Collect all lines from the records below that include the word "НСПД".

■ Exercise materials
┌────────
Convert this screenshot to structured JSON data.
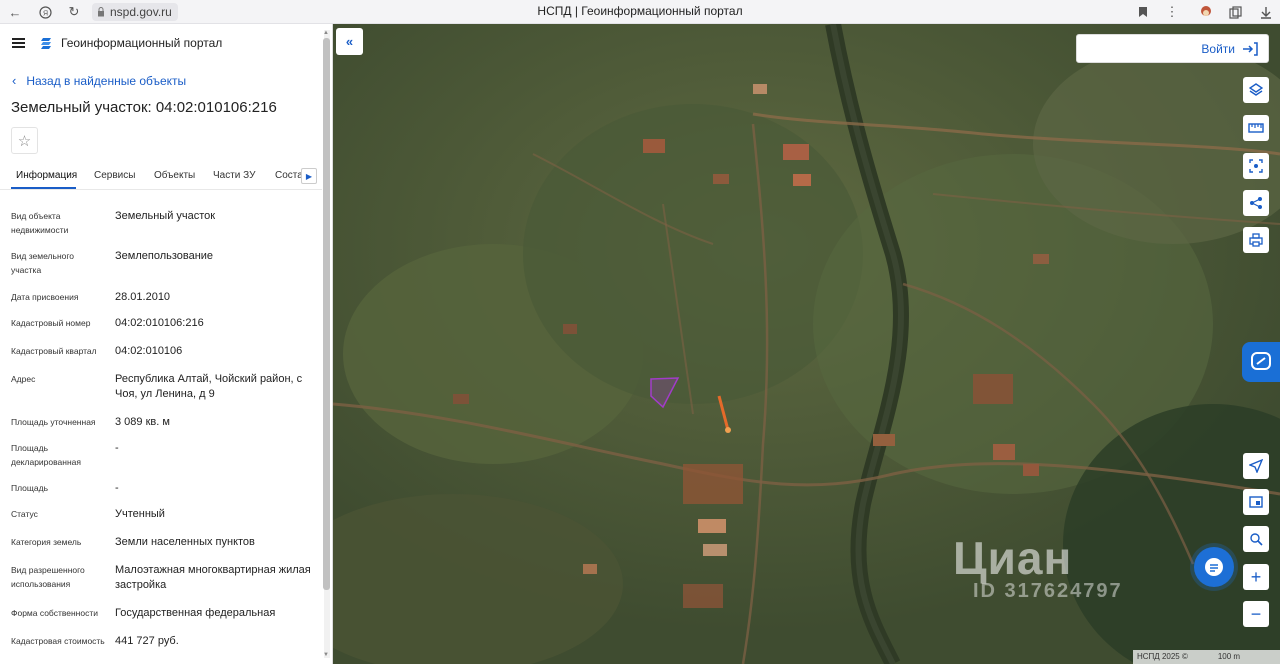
{
  "browser": {
    "url": "nspd.gov.ru",
    "tab_title": "НСПД | Геоинформационный портал"
  },
  "header": {
    "portal_title": "Геоинформационный портал"
  },
  "back_link": "Назад в найденные объекты",
  "parcel_title": "Земельный участок: 04:02:010106:216",
  "tabs": [
    "Информация",
    "Сервисы",
    "Объекты",
    "Части ЗУ",
    "Соста"
  ],
  "attributes": [
    {
      "label": "Вид объекта недвижимости",
      "value": "Земельный участок"
    },
    {
      "label": "Вид земельного участка",
      "value": "Землепользование"
    },
    {
      "label": "Дата присвоения",
      "value": "28.01.2010"
    },
    {
      "label": "Кадастровый номер",
      "value": "04:02:010106:216"
    },
    {
      "label": "Кадастровый квартал",
      "value": "04:02:010106"
    },
    {
      "label": "Адрес",
      "value": "Республика Алтай, Чойский район, с Чоя, ул Ленина, д 9"
    },
    {
      "label": "Площадь уточненная",
      "value": "3 089 кв. м"
    },
    {
      "label": "Площадь декларированная",
      "value": "-"
    },
    {
      "label": "Площадь",
      "value": "-"
    },
    {
      "label": "Статус",
      "value": "Учтенный"
    },
    {
      "label": "Категория земель",
      "value": "Земли населенных пунктов"
    },
    {
      "label": "Вид разрешенного использования",
      "value": "Малоэтажная многоквартирная жилая застройка"
    },
    {
      "label": "Форма собственности",
      "value": "Государственная федеральная"
    },
    {
      "label": "Кадастровая стоимость",
      "value": "441 727 руб."
    }
  ],
  "map": {
    "login_label": "Войти",
    "watermark": "Циан",
    "watermark_id": "ID 317624797",
    "attribution": "НСПД 2025 ©",
    "scale_label": "100 m",
    "tools_top": [
      "layers-icon",
      "ruler-icon",
      "select-area-icon",
      "share-icon",
      "print-icon"
    ],
    "tools_bottom": [
      "locate-icon",
      "minimap-icon",
      "geo-search-icon",
      "zoom-in-icon",
      "zoom-out-icon"
    ]
  },
  "colors": {
    "accent": "#1a5dc7",
    "parcel_outline": "#a23cc9"
  }
}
└────────
■ Completed task
    "tab_title": "НСПД | Геоинформационный портал"
    "attribution": "НСПД 2025 ©",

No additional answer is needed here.